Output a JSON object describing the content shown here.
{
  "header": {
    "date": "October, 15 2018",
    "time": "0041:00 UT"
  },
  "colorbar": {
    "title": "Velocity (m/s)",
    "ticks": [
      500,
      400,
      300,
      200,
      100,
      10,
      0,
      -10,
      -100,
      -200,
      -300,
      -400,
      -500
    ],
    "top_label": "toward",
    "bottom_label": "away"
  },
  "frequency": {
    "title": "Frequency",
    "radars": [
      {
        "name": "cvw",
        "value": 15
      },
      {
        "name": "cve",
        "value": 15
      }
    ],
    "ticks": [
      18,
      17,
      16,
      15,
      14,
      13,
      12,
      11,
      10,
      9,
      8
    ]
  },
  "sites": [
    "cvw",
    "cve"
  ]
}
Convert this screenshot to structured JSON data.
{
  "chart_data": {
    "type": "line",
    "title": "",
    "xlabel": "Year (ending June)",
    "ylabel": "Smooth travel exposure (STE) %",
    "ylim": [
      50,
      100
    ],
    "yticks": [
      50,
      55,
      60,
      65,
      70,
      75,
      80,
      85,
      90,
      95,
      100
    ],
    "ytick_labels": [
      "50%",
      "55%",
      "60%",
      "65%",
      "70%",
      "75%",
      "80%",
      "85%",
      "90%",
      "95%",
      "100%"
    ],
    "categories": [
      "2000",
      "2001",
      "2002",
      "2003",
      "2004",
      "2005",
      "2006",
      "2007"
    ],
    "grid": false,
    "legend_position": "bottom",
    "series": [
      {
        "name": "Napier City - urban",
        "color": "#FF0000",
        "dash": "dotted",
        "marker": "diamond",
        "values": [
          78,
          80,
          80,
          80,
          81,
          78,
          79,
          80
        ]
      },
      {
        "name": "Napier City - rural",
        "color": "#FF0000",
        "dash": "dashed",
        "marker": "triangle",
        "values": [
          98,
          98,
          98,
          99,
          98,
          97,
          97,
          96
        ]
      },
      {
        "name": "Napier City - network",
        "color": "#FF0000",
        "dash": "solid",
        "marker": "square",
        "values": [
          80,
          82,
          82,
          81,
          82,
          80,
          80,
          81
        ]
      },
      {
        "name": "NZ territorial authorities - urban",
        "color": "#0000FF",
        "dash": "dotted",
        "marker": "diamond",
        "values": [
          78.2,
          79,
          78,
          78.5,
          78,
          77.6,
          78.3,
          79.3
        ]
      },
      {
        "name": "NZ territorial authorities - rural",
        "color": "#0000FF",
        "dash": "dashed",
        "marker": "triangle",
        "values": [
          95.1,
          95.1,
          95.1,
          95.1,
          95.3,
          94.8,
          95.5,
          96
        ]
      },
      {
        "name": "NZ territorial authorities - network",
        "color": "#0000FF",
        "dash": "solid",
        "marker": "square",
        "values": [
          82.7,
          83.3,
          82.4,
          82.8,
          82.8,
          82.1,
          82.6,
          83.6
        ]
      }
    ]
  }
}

+===+

Given problem — Copy out the full set of records precisely, leaving nothing out.

Expected answer —
Output a JSON object describing the content shown here.
{
  "header": {
    "date": "October, 15 2018",
    "time": "0041:00 UT"
  },
  "colorbar": {
    "title": "Velocity (m/s)",
    "ticks": [
      500,
      400,
      300,
      200,
      100,
      10,
      0,
      -10,
      -100,
      -200,
      -300,
      -400,
      -500
    ],
    "top_label": "toward",
    "bottom_label": "away"
  },
  "frequency": {
    "title": "Frequency",
    "radars": [
      {
        "name": "cvw",
        "value": 15
      },
      {
        "name": "cve",
        "value": 15
      }
    ],
    "ticks": [
      18,
      17,
      16,
      15,
      14,
      13,
      12,
      11,
      10,
      9,
      8
    ]
  },
  "sites": [
    "cvw",
    "cve"
  ]
}
Convert this screenshot to structured JSON data.
{
  "chart_data": {
    "type": "line",
    "title": "",
    "xlabel": "Year (ending June)",
    "ylabel": "Smooth travel exposure (STE) %",
    "ylim": [
      50,
      100
    ],
    "yticks": [
      50,
      55,
      60,
      65,
      70,
      75,
      80,
      85,
      90,
      95,
      100
    ],
    "ytick_labels": [
      "50%",
      "55%",
      "60%",
      "65%",
      "70%",
      "75%",
      "80%",
      "85%",
      "90%",
      "95%",
      "100%"
    ],
    "categories": [
      "2000",
      "2001",
      "2002",
      "2003",
      "2004",
      "2005",
      "2006",
      "2007"
    ],
    "grid": false,
    "legend_position": "bottom",
    "series": [
      {
        "name": "Napier City - urban",
        "color": "#FF0000",
        "dash": "dotted",
        "marker": "diamond",
        "values": [
          78,
          80,
          80,
          80,
          81,
          78,
          79,
          80
        ]
      },
      {
        "name": "Napier City - rural",
        "color": "#FF0000",
        "dash": "dashed",
        "marker": "triangle",
        "values": [
          98,
          98,
          98,
          99,
          98,
          97,
          97,
          96
        ]
      },
      {
        "name": "Napier City - network",
        "color": "#FF0000",
        "dash": "solid",
        "marker": "square",
        "values": [
          80,
          82,
          82,
          81,
          82,
          80,
          80,
          81
        ]
      },
      {
        "name": "NZ territorial authorities - urban",
        "color": "#0000FF",
        "dash": "dotted",
        "marker": "diamond",
        "values": [
          78.2,
          79,
          78,
          78.5,
          78,
          77.6,
          78.3,
          79.3
        ]
      },
      {
        "name": "NZ territorial authorities - rural",
        "color": "#0000FF",
        "dash": "dashed",
        "marker": "triangle",
        "values": [
          95.1,
          95.1,
          95.1,
          95.1,
          95.3,
          94.8,
          95.5,
          96
        ]
      },
      {
        "name": "NZ territorial authorities - network",
        "color": "#0000FF",
        "dash": "solid",
        "marker": "square",
        "values": [
          82.7,
          83.3,
          82.4,
          82.8,
          82.8,
          82.1,
          82.6,
          83.6
        ]
      }
    ]
  }
}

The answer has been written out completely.